++++ Entries provided ++++
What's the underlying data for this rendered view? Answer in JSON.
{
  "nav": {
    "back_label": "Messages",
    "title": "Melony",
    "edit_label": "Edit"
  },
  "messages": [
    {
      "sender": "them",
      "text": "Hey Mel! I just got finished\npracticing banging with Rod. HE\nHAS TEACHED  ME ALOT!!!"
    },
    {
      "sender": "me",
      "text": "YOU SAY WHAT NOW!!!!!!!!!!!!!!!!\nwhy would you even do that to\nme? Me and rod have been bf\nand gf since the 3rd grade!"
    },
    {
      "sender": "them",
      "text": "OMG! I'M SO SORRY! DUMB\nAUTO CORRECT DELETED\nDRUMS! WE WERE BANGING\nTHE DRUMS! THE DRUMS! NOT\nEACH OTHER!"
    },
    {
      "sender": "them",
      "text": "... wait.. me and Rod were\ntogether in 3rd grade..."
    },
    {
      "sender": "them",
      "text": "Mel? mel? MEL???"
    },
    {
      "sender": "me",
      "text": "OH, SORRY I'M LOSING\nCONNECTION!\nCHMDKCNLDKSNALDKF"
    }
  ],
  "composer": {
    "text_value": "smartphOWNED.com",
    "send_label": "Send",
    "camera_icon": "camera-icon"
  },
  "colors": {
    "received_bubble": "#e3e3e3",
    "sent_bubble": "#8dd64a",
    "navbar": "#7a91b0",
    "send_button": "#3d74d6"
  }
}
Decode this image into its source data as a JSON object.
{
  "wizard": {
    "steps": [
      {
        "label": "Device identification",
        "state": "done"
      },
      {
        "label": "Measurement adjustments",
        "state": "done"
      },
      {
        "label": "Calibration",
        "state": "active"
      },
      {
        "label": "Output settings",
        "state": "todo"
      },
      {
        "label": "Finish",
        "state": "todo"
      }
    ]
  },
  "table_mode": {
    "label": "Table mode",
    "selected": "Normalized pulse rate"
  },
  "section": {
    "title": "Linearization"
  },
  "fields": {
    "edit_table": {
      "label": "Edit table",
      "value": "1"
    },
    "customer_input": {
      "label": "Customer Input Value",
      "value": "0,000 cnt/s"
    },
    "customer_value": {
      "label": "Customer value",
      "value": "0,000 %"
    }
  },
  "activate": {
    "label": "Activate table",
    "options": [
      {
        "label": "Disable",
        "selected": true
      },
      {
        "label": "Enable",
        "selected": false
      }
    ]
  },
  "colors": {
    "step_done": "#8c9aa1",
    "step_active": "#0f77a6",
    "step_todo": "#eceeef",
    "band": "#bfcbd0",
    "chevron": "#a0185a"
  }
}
++++
Set out the complete listing exactly as shown.

What's the underlying data for this rendered view? Answer in JSON.
{
  "nav": {
    "back_label": "Messages",
    "title": "Melony",
    "edit_label": "Edit"
  },
  "messages": [
    {
      "sender": "them",
      "text": "Hey Mel! I just got finished\npracticing banging with Rod. HE\nHAS TEACHED  ME ALOT!!!"
    },
    {
      "sender": "me",
      "text": "YOU SAY WHAT NOW!!!!!!!!!!!!!!!!\nwhy would you even do that to\nme? Me and rod have been bf\nand gf since the 3rd grade!"
    },
    {
      "sender": "them",
      "text": "OMG! I'M SO SORRY! DUMB\nAUTO CORRECT DELETED\nDRUMS! WE WERE BANGING\nTHE DRUMS! THE DRUMS! NOT\nEACH OTHER!"
    },
    {
      "sender": "them",
      "text": "... wait.. me and Rod were\ntogether in 3rd grade..."
    },
    {
      "sender": "them",
      "text": "Mel? mel? MEL???"
    },
    {
      "sender": "me",
      "text": "OH, SORRY I'M LOSING\nCONNECTION!\nCHMDKCNLDKSNALDKF"
    }
  ],
  "composer": {
    "text_value": "smartphOWNED.com",
    "send_label": "Send",
    "camera_icon": "camera-icon"
  },
  "colors": {
    "received_bubble": "#e3e3e3",
    "sent_bubble": "#8dd64a",
    "navbar": "#7a91b0",
    "send_button": "#3d74d6"
  }
}
Decode this image into its source data as a JSON object.
{
  "wizard": {
    "steps": [
      {
        "label": "Device identification",
        "state": "done"
      },
      {
        "label": "Measurement adjustments",
        "state": "done"
      },
      {
        "label": "Calibration",
        "state": "active"
      },
      {
        "label": "Output settings",
        "state": "todo"
      },
      {
        "label": "Finish",
        "state": "todo"
      }
    ]
  },
  "table_mode": {
    "label": "Table mode",
    "selected": "Normalized pulse rate"
  },
  "section": {
    "title": "Linearization"
  },
  "fields": {
    "edit_table": {
      "label": "Edit table",
      "value": "1"
    },
    "customer_input": {
      "label": "Customer Input Value",
      "value": "0,000 cnt/s"
    },
    "customer_value": {
      "label": "Customer value",
      "value": "0,000 %"
    }
  },
  "activate": {
    "label": "Activate table",
    "options": [
      {
        "label": "Disable",
        "selected": true
      },
      {
        "label": "Enable",
        "selected": false
      }
    ]
  },
  "colors": {
    "step_done": "#8c9aa1",
    "step_active": "#0f77a6",
    "step_todo": "#eceeef",
    "band": "#bfcbd0",
    "chevron": "#a0185a"
  }
}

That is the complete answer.